_Texte extrait_:

################

Mozambique: élections municipales sur fond de troubles

20 novembre 2013 à 14h21 par La rédaction


Maputo (AFP)

Les Mozambicains étaient appelés aux urnes mercredi pour renouveler leurs conseils municipaux dans un climat tendu par les affrontements entre forces gouvernementales et anciens guérilléros de la Renamo qui ont fait des dizaines de morts ces derniers mois.

Aucun trouble n'avait été signalé dans la matinée.

La Renamo, ancienne guérilla antimarxiste reconvertie en mouvement d'opposition après la fin de la guerre civile mozambicaine en 1992, a nié vouloir perturber le scrutin.

"La Renamo n'est pas un parti de violences.A la Renamo, nous n'avons jamais planifié quelque violence que ce soit", a assuré à l'AFP mardi Fernando Mazanga, le porte-parole du mouvement.

################

_Objet de la tâche_: Recopiez à l'identique le passage de l'article sur les élections au Mozambique, de « 20 novembre 2013 » à « porte-parole du mouvement. ». Seul l'article sur les élections au Mozambique doit servir de source.

_Données enregistrées_:
################

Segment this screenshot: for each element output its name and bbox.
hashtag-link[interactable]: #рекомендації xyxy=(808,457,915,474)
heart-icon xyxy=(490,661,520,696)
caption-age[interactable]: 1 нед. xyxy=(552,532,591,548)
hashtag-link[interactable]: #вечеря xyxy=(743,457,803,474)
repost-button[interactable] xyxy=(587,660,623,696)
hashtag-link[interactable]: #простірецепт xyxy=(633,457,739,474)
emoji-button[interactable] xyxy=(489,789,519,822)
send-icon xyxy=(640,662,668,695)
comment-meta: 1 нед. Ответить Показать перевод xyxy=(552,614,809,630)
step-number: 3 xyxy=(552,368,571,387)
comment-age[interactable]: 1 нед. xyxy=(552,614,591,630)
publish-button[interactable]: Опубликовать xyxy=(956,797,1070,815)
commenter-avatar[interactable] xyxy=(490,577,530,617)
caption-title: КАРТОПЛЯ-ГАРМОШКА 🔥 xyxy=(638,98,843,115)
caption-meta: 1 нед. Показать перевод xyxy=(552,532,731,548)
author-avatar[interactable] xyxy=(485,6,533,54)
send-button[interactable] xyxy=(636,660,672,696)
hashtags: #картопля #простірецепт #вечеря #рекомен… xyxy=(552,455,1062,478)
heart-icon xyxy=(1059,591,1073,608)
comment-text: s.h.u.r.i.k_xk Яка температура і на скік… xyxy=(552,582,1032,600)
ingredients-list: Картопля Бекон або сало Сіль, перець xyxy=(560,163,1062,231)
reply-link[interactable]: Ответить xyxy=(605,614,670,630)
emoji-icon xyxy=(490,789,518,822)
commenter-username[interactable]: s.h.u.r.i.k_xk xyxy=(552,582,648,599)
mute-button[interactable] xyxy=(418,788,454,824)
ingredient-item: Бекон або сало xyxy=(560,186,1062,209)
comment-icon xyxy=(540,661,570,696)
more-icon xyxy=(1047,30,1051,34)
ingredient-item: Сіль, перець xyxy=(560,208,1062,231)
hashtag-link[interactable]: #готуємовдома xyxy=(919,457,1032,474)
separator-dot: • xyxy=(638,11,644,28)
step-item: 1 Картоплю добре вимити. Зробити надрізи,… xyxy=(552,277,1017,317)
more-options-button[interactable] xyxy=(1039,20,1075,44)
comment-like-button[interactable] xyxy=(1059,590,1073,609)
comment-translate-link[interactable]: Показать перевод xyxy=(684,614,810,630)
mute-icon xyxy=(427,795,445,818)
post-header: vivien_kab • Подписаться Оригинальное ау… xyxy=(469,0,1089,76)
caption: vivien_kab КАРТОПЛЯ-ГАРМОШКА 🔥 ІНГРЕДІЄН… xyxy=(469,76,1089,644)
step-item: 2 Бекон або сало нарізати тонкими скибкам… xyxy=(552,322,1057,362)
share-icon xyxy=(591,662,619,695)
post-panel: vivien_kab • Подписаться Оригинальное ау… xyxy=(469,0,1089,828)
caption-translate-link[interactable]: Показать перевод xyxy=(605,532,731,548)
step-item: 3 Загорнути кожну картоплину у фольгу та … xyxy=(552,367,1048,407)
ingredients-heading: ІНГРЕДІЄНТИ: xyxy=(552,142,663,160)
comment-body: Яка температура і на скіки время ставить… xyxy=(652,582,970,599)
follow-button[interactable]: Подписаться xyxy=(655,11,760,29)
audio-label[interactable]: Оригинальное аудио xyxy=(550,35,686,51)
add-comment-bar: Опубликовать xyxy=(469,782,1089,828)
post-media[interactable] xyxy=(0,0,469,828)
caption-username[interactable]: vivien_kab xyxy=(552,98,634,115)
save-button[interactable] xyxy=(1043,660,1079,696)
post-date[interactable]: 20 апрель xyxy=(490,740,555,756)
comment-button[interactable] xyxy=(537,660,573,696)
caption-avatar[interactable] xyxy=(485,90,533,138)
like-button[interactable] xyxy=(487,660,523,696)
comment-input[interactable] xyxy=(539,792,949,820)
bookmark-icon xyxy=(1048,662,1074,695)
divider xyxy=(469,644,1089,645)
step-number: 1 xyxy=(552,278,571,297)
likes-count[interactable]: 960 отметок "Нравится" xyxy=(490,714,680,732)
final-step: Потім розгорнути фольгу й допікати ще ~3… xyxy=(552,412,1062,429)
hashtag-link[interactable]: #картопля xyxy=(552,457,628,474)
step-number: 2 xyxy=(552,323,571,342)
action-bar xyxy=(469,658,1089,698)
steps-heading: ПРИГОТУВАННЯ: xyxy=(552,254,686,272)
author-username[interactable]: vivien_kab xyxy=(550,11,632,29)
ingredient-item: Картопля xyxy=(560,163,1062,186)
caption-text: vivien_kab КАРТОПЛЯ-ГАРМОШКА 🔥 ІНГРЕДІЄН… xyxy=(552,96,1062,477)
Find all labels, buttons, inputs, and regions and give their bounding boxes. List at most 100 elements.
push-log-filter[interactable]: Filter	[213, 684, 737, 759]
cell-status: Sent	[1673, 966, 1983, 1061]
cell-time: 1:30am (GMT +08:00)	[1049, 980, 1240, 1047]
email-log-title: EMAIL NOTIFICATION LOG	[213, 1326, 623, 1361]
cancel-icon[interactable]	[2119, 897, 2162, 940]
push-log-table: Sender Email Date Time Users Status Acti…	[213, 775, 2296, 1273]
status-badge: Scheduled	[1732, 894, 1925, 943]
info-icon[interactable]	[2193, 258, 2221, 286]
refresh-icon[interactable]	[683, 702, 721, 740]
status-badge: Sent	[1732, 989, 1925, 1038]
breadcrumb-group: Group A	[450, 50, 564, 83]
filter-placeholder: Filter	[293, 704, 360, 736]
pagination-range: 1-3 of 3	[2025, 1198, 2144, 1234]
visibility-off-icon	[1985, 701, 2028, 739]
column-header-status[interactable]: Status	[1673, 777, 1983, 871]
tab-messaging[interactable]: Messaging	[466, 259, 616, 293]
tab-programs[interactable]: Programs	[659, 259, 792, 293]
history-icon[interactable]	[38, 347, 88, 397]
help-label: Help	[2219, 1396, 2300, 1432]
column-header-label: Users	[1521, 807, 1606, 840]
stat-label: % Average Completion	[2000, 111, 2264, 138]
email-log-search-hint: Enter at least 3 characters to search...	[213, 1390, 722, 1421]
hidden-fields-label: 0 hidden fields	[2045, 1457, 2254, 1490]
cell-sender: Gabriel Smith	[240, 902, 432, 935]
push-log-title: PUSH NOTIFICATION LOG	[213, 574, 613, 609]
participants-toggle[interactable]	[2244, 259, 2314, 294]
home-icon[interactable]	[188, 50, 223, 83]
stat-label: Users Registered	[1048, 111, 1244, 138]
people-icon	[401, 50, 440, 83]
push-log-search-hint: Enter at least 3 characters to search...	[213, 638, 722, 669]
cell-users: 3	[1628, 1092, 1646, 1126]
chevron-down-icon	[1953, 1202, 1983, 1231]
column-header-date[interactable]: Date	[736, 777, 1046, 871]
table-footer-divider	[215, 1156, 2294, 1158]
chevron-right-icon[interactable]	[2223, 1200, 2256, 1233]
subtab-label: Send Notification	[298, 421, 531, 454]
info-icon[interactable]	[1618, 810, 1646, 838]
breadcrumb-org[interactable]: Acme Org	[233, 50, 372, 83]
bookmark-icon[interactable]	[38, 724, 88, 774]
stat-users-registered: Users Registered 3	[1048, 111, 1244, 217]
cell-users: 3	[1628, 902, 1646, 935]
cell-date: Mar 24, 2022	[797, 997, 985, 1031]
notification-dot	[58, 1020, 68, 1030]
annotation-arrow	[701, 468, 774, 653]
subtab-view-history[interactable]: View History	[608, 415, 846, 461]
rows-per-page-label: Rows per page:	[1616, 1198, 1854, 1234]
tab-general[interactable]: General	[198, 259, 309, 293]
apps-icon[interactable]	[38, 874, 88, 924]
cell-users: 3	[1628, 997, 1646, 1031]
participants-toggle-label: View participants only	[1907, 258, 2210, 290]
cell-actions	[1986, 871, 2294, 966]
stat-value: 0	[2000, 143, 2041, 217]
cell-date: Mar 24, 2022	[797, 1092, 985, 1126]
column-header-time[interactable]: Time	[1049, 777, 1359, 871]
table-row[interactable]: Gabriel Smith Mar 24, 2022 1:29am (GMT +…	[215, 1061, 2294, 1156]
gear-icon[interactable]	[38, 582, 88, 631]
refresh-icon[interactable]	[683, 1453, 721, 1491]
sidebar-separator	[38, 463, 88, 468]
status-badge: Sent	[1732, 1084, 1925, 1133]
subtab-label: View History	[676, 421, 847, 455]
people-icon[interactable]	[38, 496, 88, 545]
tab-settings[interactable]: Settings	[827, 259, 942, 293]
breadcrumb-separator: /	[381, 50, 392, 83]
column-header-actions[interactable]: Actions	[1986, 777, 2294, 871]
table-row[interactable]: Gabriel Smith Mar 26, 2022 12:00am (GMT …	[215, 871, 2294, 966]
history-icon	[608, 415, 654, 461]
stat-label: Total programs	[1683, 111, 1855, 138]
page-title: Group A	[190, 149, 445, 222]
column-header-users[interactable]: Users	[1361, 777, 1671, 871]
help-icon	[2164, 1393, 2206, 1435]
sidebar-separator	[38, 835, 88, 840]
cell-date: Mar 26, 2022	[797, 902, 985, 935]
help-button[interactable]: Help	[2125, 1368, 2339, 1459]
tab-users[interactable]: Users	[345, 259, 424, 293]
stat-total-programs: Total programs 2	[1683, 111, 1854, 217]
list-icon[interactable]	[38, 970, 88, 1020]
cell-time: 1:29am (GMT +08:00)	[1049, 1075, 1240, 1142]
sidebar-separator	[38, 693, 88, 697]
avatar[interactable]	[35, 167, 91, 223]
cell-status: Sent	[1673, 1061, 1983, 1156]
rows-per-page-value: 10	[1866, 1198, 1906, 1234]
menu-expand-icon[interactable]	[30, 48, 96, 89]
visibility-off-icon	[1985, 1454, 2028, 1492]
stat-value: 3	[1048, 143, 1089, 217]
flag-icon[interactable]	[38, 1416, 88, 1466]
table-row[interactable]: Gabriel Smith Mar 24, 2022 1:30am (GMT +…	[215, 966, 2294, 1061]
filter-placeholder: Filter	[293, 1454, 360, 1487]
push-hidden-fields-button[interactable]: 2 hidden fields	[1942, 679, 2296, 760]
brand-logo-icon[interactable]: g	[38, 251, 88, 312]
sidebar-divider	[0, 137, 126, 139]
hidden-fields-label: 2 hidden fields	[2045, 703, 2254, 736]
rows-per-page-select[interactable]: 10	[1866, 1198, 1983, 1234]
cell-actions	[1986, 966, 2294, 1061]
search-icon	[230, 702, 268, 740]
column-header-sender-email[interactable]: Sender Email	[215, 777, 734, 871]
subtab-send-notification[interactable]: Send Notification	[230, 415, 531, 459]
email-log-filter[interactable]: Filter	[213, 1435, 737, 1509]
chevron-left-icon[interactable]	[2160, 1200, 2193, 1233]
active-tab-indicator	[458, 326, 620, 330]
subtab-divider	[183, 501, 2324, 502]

################

_Résultat obtenu_:
20 novembre 2013 à 14h21 par La rédaction


Maputo (AFP)

Les Mozambicains étaient appelés aux urnes mercredi pour renouveler leurs conseils municipaux dans un climat tendu par les affrontements entre forces gouvernementales et anciens guérilléros de la Renamo qui ont fait des dizaines de morts ces derniers mois.

Aucun trouble n'avait été signalé dans la matinée.

La Renamo, ancienne guérilla antimarxiste reconvertie en mouvement d'opposition après la fin de la guerre civile mozambicaine en 1992, a nié vouloir perturber le scrutin.

"La Renamo n'est pas un parti de violences.A la Renamo, nous n'avons jamais planifié quelque violence que ce soit", a assuré à l'AFP mardi Fernando Mazanga, le porte-parole du mouvement.